_WRITTEN EXERCISE_. The records below should be written out again, exactly.

* START RECORDS TO USE *

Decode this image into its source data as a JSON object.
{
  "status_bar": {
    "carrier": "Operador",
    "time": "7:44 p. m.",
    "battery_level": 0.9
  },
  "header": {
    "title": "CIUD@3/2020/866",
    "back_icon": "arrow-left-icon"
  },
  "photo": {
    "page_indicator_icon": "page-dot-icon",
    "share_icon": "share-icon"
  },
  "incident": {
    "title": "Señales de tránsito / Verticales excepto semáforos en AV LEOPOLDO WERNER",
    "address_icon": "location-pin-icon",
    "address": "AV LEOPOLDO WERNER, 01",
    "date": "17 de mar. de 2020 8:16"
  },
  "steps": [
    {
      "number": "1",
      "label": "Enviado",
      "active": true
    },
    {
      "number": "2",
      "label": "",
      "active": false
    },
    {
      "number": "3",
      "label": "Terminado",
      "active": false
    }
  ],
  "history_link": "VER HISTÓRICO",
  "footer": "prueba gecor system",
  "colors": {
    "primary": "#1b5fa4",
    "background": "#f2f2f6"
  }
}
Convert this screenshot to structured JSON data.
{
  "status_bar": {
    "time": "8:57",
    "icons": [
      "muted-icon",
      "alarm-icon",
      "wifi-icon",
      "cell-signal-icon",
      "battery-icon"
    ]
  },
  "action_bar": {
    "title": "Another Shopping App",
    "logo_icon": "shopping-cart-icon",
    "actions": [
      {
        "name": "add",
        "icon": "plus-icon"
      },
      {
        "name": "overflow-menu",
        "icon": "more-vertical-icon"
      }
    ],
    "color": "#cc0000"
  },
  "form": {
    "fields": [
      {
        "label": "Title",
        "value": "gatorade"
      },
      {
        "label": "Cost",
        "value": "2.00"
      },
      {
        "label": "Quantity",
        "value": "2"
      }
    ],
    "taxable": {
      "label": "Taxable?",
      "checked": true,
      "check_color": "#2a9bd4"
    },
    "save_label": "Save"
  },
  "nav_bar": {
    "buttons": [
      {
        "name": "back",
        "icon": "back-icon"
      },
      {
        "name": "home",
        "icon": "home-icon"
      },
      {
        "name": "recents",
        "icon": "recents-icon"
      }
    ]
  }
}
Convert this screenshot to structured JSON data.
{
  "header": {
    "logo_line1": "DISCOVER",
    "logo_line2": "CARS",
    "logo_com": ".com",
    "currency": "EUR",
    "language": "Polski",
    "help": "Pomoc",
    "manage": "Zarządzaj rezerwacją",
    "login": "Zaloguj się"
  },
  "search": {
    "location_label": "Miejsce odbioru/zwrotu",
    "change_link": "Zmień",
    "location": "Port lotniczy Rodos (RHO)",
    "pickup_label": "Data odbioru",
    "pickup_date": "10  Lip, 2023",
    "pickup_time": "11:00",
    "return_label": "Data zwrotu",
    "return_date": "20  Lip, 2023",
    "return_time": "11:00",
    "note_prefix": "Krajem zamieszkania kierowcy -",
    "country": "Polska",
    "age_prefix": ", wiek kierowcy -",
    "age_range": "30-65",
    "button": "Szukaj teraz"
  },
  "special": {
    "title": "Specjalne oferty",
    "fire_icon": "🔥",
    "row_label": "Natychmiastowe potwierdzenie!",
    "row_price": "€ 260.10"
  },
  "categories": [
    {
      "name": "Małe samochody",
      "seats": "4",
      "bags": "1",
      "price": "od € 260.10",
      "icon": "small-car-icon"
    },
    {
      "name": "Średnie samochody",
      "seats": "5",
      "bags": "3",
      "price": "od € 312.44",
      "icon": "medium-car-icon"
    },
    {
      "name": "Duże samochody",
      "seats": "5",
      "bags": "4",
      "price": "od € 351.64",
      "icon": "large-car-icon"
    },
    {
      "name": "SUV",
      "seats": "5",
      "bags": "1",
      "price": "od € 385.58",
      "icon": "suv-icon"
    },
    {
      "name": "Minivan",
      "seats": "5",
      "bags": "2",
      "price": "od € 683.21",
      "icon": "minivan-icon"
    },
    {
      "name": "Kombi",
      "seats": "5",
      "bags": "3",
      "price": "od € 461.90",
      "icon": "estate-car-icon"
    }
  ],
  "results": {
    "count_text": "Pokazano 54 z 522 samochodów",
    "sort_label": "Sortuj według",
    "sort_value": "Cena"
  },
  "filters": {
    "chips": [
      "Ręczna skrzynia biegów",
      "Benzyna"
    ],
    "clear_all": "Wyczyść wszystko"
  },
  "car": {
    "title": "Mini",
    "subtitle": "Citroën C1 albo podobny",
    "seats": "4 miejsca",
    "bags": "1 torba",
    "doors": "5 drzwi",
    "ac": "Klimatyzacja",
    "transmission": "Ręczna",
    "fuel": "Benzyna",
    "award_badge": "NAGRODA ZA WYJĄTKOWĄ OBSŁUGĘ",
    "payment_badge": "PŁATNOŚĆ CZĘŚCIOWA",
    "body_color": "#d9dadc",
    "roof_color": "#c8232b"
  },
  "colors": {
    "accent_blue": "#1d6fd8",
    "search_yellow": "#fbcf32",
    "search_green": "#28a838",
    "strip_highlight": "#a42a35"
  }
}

* END RECORDS TO USE *

_OUTPUT OF THE TASK_.
Decode this image into its source data as a JSON object.
{
  "status_bar": {
    "carrier": "Operador",
    "time": "7:44 p. m.",
    "battery_level": 0.9
  },
  "header": {
    "title": "CIUD@3/2020/866",
    "back_icon": "arrow-left-icon"
  },
  "photo": {
    "page_indicator_icon": "page-dot-icon",
    "share_icon": "share-icon"
  },
  "incident": {
    "title": "Señales de tránsito / Verticales excepto semáforos en AV LEOPOLDO WERNER",
    "address_icon": "location-pin-icon",
    "address": "AV LEOPOLDO WERNER, 01",
    "date": "17 de mar. de 2020 8:16"
  },
  "steps": [
    {
      "number": "1",
      "label": "Enviado",
      "active": true
    },
    {
      "number": "2",
      "label": "",
      "active": false
    },
    {
      "number": "3",
      "label": "Terminado",
      "active": false
    }
  ],
  "history_link": "VER HISTÓRICO",
  "footer": "prueba gecor system",
  "colors": {
    "primary": "#1b5fa4",
    "background": "#f2f2f6"
  }
}
Convert this screenshot to structured JSON data.
{
  "status_bar": {
    "time": "8:57",
    "icons": [
      "muted-icon",
      "alarm-icon",
      "wifi-icon",
      "cell-signal-icon",
      "battery-icon"
    ]
  },
  "action_bar": {
    "title": "Another Shopping App",
    "logo_icon": "shopping-cart-icon",
    "actions": [
      {
        "name": "add",
        "icon": "plus-icon"
      },
      {
        "name": "overflow-menu",
        "icon": "more-vertical-icon"
      }
    ],
    "color": "#cc0000"
  },
  "form": {
    "fields": [
      {
        "label": "Title",
        "value": "gatorade"
      },
      {
        "label": "Cost",
        "value": "2.00"
      },
      {
        "label": "Quantity",
        "value": "2"
      }
    ],
    "taxable": {
      "label": "Taxable?",
      "checked": true,
      "check_color": "#2a9bd4"
    },
    "save_label": "Save"
  },
  "nav_bar": {
    "buttons": [
      {
        "name": "back",
        "icon": "back-icon"
      },
      {
        "name": "home",
        "icon": "home-icon"
      },
      {
        "name": "recents",
        "icon": "recents-icon"
      }
    ]
  }
}
Convert this screenshot to structured JSON data.
{
  "header": {
    "logo_line1": "DISCOVER",
    "logo_line2": "CARS",
    "logo_com": ".com",
    "currency": "EUR",
    "language": "Polski",
    "help": "Pomoc",
    "manage": "Zarządzaj rezerwacją",
    "login": "Zaloguj się"
  },
  "search": {
    "location_label": "Miejsce odbioru/zwrotu",
    "change_link": "Zmień",
    "location": "Port lotniczy Rodos (RHO)",
    "pickup_label": "Data odbioru",
    "pickup_date": "10  Lip, 2023",
    "pickup_time": "11:00",
    "return_label": "Data zwrotu",
    "return_date": "20  Lip, 2023",
    "return_time": "11:00",
    "note_prefix": "Krajem zamieszkania kierowcy -",
    "country": "Polska",
    "age_prefix": ", wiek kierowcy -",
    "age_range": "30-65",
    "button": "Szukaj teraz"
  },
  "special": {
    "title": "Specjalne oferty",
    "fire_icon": "🔥",
    "row_label": "Natychmiastowe potwierdzenie!",
    "row_price": "€ 260.10"
  },
  "categories": [
    {
      "name": "Małe samochody",
      "seats": "4",
      "bags": "1",
      "price": "od € 260.10",
      "icon": "small-car-icon"
    },
    {
      "name": "Średnie samochody",
      "seats": "5",
      "bags": "3",
      "price": "od € 312.44",
      "icon": "medium-car-icon"
    },
    {
      "name": "Duże samochody",
      "seats": "5",
      "bags": "4",
      "price": "od € 351.64",
      "icon": "large-car-icon"
    },
    {
      "name": "SUV",
      "seats": "5",
      "bags": "1",
      "price": "od € 385.58",
      "icon": "suv-icon"
    },
    {
      "name": "Minivan",
      "seats": "5",
      "bags": "2",
      "price": "od € 683.21",
      "icon": "minivan-icon"
    },
    {
      "name": "Kombi",
      "seats": "5",
      "bags": "3",
      "price": "od € 461.90",
      "icon": "estate-car-icon"
    }
  ],
  "results": {
    "count_text": "Pokazano 54 z 522 samochodów",
    "sort_label": "Sortuj według",
    "sort_value": "Cena"
  },
  "filters": {
    "chips": [
      "Ręczna skrzynia biegów",
      "Benzyna"
    ],
    "clear_all": "Wyczyść wszystko"
  },
  "car": {
    "title": "Mini",
    "subtitle": "Citroën C1 albo podobny",
    "seats": "4 miejsca",
    "bags": "1 torba",
    "doors": "5 drzwi",
    "ac": "Klimatyzacja",
    "transmission": "Ręczna",
    "fuel": "Benzyna",
    "award_badge": "NAGRODA ZA WYJĄTKOWĄ OBSŁUGĘ",
    "payment_badge": "PŁATNOŚĆ CZĘŚCIOWA",
    "body_color": "#d9dadc",
    "roof_color": "#c8232b"
  },
  "colors": {
    "accent_blue": "#1d6fd8",
    "search_yellow": "#fbcf32",
    "search_green": "#28a838",
    "strip_highlight": "#a42a35"
  }
}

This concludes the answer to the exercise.